Extracted data entries
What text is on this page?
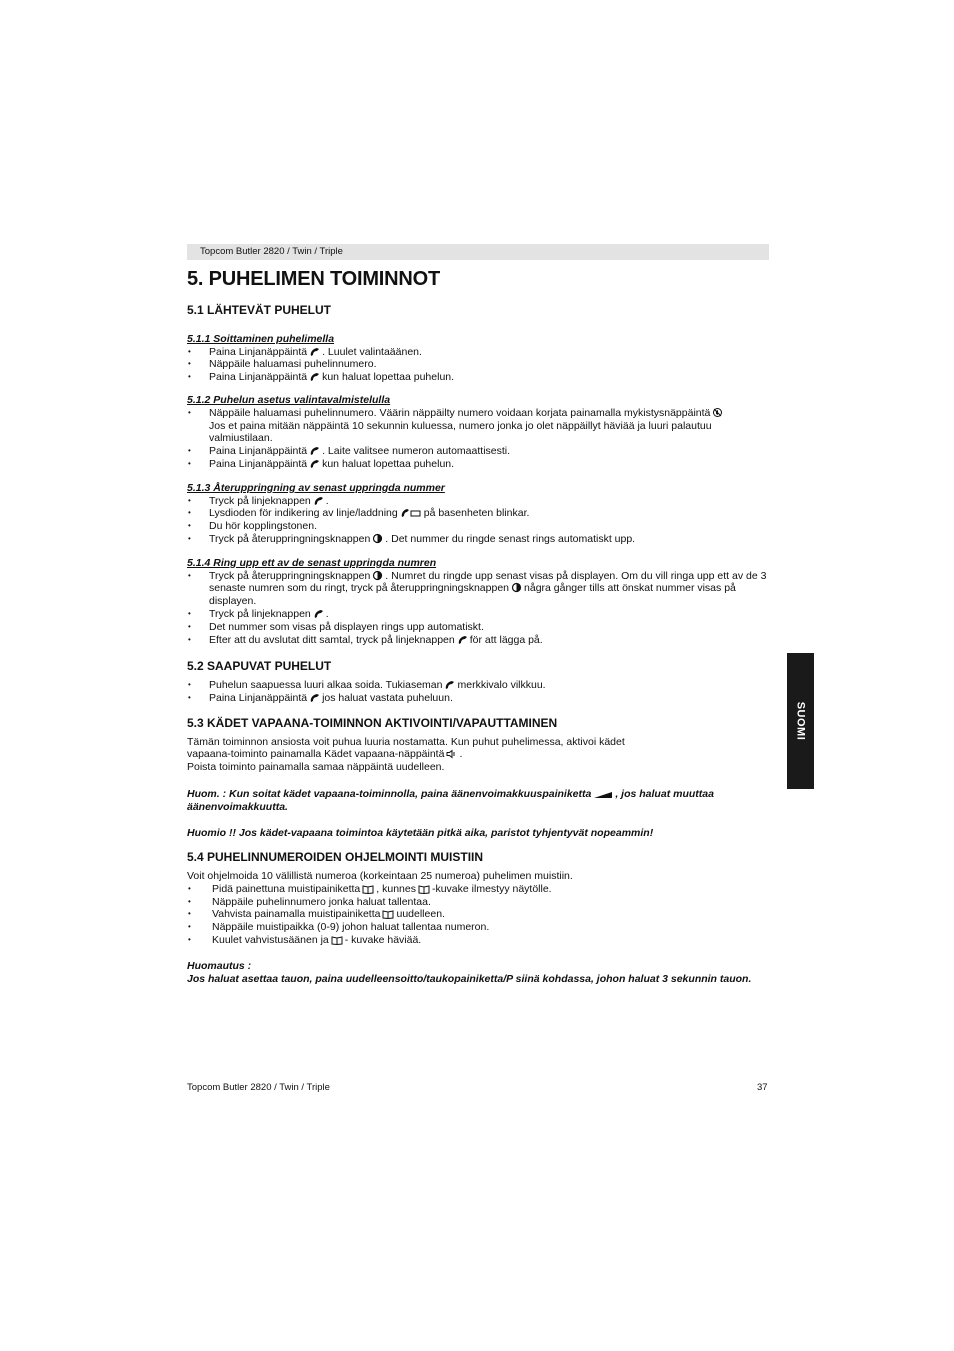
Topcom Butler 2820 / Twin / Triple
5. PUHELIMEN TOIMINNOT
5.1 LÄHTEVÄT PUHELUT
5.1.1 Soittaminen puhelimella
• Paina Linjanäppäintä . Luulet valintaäänen.
• Näppäile haluamasi puhelinnumero.
• Paina Linjanäppäintä kun haluat lopettaa puhelun.
5.1.2 Puhelun asetus valintavalmistelulla
• Näppäile haluamasi puhelinnumero. Väärin näppäilty numero voidaan korjata painamalla mykistysnäppäintä
Jos et paina mitään näppäintä 10 sekunnin kuluessa, numero jonka jo olet näppäillyt häviää ja luuri palautuu valmiustilaan.
• Paina Linjanäppäintä . Laite valitsee numeron automaattisesti.
• Paina Linjanäppäintä kun haluat lopettaa puhelun.
5.1.3 Återuppringning av senast uppringda nummer
• Tryck på linjeknappen .
• Lysdioden för indikering av linje/laddning på basenheten blinkar.
• Du hör kopplingstonen.
• Tryck på återuppringningsknappen . Det nummer du ringde senast rings automatiskt upp.
5.1.4 Ring upp ett av de senast uppringda numren
• Tryck på återuppringningsknappen . Numret du ringde upp senast visas på displayen. Om du vill ringa upp ett av de 3 senaste numren som du ringt, tryck på återuppringningsknappen några gånger tills att önskat nummer visas på displayen.
• Tryck på linjeknappen .
• Det nummer som visas på displayen rings upp automatiskt.
• Efter att du avslutat ditt samtal, tryck på linjeknappen för att lägga på.
5.2 SAAPUVAT PUHELUT
• Puhelun saapuessa luuri alkaa soida. Tukiaseman merkkivalo vilkkuu.
• Paina Linjanäppäintä jos haluat vastata puheluun.
5.3 KÄDET VAPAANA-TOIMINNON AKTIVOINTI/VAPAUTTAMINEN

Tämän toiminnon ansiosta voit puhua luuria nostamatta. Kun puhut puhelimessa, aktivoi kädet

vapaana-toiminto painamalla Kädet vapaana-näppäintä .

Poista toiminto painamalla samaa näppäintä uudelleen.

Huom. : Kun soitat kädet vapaana-toiminnolla, paina äänenvoimakkuuspainiketta , jos haluat muuttaa äänenvoimakkuutta.

Huomio !! Jos kädet-vapaana toimintoa käytetään pitkä aika, paristot tyhjentyvät nopeammin!

5.4 PUHELINNUMEROIDEN OHJELMOINTI MUISTIIN

Voit ohjelmoida 10 välillistä numeroa (korkeintaan 25 numeroa) puhelimen muistiin.

• Pidä painettuna muistipainiketta , kunnes -kuvake ilmestyy näytölle.
• Näppäile puhelinnumero jonka haluat tallentaa.
• Vahvista painamalla muistipainiketta uudelleen.
• Näppäile muistipaikka (0-9) johon haluat tallentaa numeron.
• Kuulet vahvistusäänen ja - kuvake häviää.

Huomautus :

Jos haluat asettaa tauon, paina uudelleensoitto/taukopainiketta/P siinä kohdassa, johon haluat 3 sekunnin tauon.

SUOMI
Topcom Butler 2820 / Twin / Triple	37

The exercise: The listing above needs to be output again exactly. Don't include the pictures.

Final answer:
What text is on this page?
Topcom Butler 2820 / Twin / Triple
5. PUHELIMEN TOIMINNOT
5.1 LÄHTEVÄT PUHELUT
5.1.1 Soittaminen puhelimella
• Paina Linjanäppäintä . Luulet valintaäänen.
• Näppäile haluamasi puhelinnumero.
• Paina Linjanäppäintä kun haluat lopettaa puhelun.
5.1.2 Puhelun asetus valintavalmistelulla
• Näppäile haluamasi puhelinnumero. Väärin näppäilty numero voidaan korjata painamalla mykistysnäppäintä
Jos et paina mitään näppäintä 10 sekunnin kuluessa, numero jonka jo olet näppäillyt häviää ja luuri palautuu valmiustilaan.
• Paina Linjanäppäintä . Laite valitsee numeron automaattisesti.
• Paina Linjanäppäintä kun haluat lopettaa puhelun.
5.1.3 Återuppringning av senast uppringda nummer
• Tryck på linjeknappen .
• Lysdioden för indikering av linje/laddning på basenheten blinkar.
• Du hör kopplingstonen.
• Tryck på återuppringningsknappen . Det nummer du ringde senast rings automatiskt upp.
5.1.4 Ring upp ett av de senast uppringda numren
• Tryck på återuppringningsknappen . Numret du ringde upp senast visas på displayen. Om du vill ringa upp ett av de 3 senaste numren som du ringt, tryck på återuppringningsknappen några gånger tills att önskat nummer visas på displayen.
• Tryck på linjeknappen .
• Det nummer som visas på displayen rings upp automatiskt.
• Efter att du avslutat ditt samtal, tryck på linjeknappen för att lägga på.
5.2 SAAPUVAT PUHELUT
• Puhelun saapuessa luuri alkaa soida. Tukiaseman merkkivalo vilkkuu.
• Paina Linjanäppäintä jos haluat vastata puheluun.
5.3 KÄDET VAPAANA-TOIMINNON AKTIVOINTI/VAPAUTTAMINEN

Tämän toiminnon ansiosta voit puhua luuria nostamatta. Kun puhut puhelimessa, aktivoi kädet

vapaana-toiminto painamalla Kädet vapaana-näppäintä .

Poista toiminto painamalla samaa näppäintä uudelleen.

Huom. : Kun soitat kädet vapaana-toiminnolla, paina äänenvoimakkuuspainiketta , jos haluat muuttaa äänenvoimakkuutta.

Huomio !! Jos kädet-vapaana toimintoa käytetään pitkä aika, paristot tyhjentyvät nopeammin!

5.4 PUHELINNUMEROIDEN OHJELMOINTI MUISTIIN

Voit ohjelmoida 10 välillistä numeroa (korkeintaan 25 numeroa) puhelimen muistiin.

• Pidä painettuna muistipainiketta , kunnes -kuvake ilmestyy näytölle.
• Näppäile puhelinnumero jonka haluat tallentaa.
• Vahvista painamalla muistipainiketta uudelleen.
• Näppäile muistipaikka (0-9) johon haluat tallentaa numeron.
• Kuulet vahvistusäänen ja - kuvake häviää.

Huomautus :

Jos haluat asettaa tauon, paina uudelleensoitto/taukopainiketta/P siinä kohdassa, johon haluat 3 sekunnin tauon.

SUOMI
Topcom Butler 2820 / Twin / Triple	37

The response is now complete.